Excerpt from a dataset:
## BEGIN

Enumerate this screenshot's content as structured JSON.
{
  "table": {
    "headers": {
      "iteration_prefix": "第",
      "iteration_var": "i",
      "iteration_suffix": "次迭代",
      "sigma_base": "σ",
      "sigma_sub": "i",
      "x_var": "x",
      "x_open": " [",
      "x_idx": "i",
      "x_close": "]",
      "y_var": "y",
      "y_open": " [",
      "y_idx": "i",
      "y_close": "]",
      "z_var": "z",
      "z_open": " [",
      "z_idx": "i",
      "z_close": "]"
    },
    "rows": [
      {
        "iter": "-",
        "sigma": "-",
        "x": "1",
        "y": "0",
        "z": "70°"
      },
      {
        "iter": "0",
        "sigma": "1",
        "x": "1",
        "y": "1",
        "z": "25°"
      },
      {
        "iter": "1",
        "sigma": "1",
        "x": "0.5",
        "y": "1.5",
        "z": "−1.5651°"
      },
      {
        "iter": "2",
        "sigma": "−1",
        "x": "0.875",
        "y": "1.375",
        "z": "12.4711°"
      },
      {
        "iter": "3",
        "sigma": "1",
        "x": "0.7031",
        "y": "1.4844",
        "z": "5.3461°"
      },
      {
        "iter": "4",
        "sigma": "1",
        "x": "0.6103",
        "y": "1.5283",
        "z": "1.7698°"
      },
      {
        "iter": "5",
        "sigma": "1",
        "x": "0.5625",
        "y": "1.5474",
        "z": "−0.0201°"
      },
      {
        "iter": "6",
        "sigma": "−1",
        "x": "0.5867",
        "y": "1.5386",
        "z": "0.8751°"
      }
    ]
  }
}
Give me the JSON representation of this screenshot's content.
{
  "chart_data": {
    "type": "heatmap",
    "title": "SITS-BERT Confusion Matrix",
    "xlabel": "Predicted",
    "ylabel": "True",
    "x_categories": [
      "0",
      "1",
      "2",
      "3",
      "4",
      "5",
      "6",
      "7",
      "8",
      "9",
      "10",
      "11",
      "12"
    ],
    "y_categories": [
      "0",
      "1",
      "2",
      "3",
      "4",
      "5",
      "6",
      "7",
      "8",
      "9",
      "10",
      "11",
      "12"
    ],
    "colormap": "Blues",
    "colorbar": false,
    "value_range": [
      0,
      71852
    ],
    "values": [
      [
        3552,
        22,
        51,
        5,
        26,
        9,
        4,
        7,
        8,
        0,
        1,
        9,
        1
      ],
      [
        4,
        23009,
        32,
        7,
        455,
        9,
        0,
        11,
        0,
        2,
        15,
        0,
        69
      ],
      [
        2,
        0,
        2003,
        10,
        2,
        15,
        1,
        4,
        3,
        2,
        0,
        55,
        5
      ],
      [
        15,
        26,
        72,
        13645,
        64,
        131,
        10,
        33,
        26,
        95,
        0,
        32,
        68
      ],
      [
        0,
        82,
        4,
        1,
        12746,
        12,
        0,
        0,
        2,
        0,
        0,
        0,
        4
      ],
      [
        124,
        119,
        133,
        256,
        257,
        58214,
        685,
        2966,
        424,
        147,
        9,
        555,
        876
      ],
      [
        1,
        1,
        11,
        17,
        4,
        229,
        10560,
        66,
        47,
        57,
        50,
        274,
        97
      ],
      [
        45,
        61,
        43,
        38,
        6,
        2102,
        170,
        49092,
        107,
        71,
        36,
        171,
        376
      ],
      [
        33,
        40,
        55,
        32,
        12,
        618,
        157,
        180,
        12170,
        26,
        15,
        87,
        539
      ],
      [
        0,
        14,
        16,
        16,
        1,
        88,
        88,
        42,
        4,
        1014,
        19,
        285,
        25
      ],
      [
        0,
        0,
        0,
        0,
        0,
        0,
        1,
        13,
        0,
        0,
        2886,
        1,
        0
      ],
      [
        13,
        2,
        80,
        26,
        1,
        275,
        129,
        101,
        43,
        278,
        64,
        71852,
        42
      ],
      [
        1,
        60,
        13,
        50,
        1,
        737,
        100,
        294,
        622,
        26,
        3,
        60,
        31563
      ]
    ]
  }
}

## END

**Task description:** Recopy the entries above exactly, with every line included.

**Output below:**
Enumerate this screenshot's content as structured JSON.
{
  "table": {
    "headers": {
      "iteration_prefix": "第",
      "iteration_var": "i",
      "iteration_suffix": "次迭代",
      "sigma_base": "σ",
      "sigma_sub": "i",
      "x_var": "x",
      "x_open": " [",
      "x_idx": "i",
      "x_close": "]",
      "y_var": "y",
      "y_open": " [",
      "y_idx": "i",
      "y_close": "]",
      "z_var": "z",
      "z_open": " [",
      "z_idx": "i",
      "z_close": "]"
    },
    "rows": [
      {
        "iter": "-",
        "sigma": "-",
        "x": "1",
        "y": "0",
        "z": "70°"
      },
      {
        "iter": "0",
        "sigma": "1",
        "x": "1",
        "y": "1",
        "z": "25°"
      },
      {
        "iter": "1",
        "sigma": "1",
        "x": "0.5",
        "y": "1.5",
        "z": "−1.5651°"
      },
      {
        "iter": "2",
        "sigma": "−1",
        "x": "0.875",
        "y": "1.375",
        "z": "12.4711°"
      },
      {
        "iter": "3",
        "sigma": "1",
        "x": "0.7031",
        "y": "1.4844",
        "z": "5.3461°"
      },
      {
        "iter": "4",
        "sigma": "1",
        "x": "0.6103",
        "y": "1.5283",
        "z": "1.7698°"
      },
      {
        "iter": "5",
        "sigma": "1",
        "x": "0.5625",
        "y": "1.5474",
        "z": "−0.0201°"
      },
      {
        "iter": "6",
        "sigma": "−1",
        "x": "0.5867",
        "y": "1.5386",
        "z": "0.8751°"
      }
    ]
  }
}
Give me the JSON representation of this screenshot's content.
{
  "chart_data": {
    "type": "heatmap",
    "title": "SITS-BERT Confusion Matrix",
    "xlabel": "Predicted",
    "ylabel": "True",
    "x_categories": [
      "0",
      "1",
      "2",
      "3",
      "4",
      "5",
      "6",
      "7",
      "8",
      "9",
      "10",
      "11",
      "12"
    ],
    "y_categories": [
      "0",
      "1",
      "2",
      "3",
      "4",
      "5",
      "6",
      "7",
      "8",
      "9",
      "10",
      "11",
      "12"
    ],
    "colormap": "Blues",
    "colorbar": false,
    "value_range": [
      0,
      71852
    ],
    "values": [
      [
        3552,
        22,
        51,
        5,
        26,
        9,
        4,
        7,
        8,
        0,
        1,
        9,
        1
      ],
      [
        4,
        23009,
        32,
        7,
        455,
        9,
        0,
        11,
        0,
        2,
        15,
        0,
        69
      ],
      [
        2,
        0,
        2003,
        10,
        2,
        15,
        1,
        4,
        3,
        2,
        0,
        55,
        5
      ],
      [
        15,
        26,
        72,
        13645,
        64,
        131,
        10,
        33,
        26,
        95,
        0,
        32,
        68
      ],
      [
        0,
        82,
        4,
        1,
        12746,
        12,
        0,
        0,
        2,
        0,
        0,
        0,
        4
      ],
      [
        124,
        119,
        133,
        256,
        257,
        58214,
        685,
        2966,
        424,
        147,
        9,
        555,
        876
      ],
      [
        1,
        1,
        11,
        17,
        4,
        229,
        10560,
        66,
        47,
        57,
        50,
        274,
        97
      ],
      [
        45,
        61,
        43,
        38,
        6,
        2102,
        170,
        49092,
        107,
        71,
        36,
        171,
        376
      ],
      [
        33,
        40,
        55,
        32,
        12,
        618,
        157,
        180,
        12170,
        26,
        15,
        87,
        539
      ],
      [
        0,
        14,
        16,
        16,
        1,
        88,
        88,
        42,
        4,
        1014,
        19,
        285,
        25
      ],
      [
        0,
        0,
        0,
        0,
        0,
        0,
        1,
        13,
        0,
        0,
        2886,
        1,
        0
      ],
      [
        13,
        2,
        80,
        26,
        1,
        275,
        129,
        101,
        43,
        278,
        64,
        71852,
        42
      ],
      [
        1,
        60,
        13,
        50,
        1,
        737,
        100,
        294,
        622,
        26,
        3,
        60,
        31563
      ]
    ]
  }
}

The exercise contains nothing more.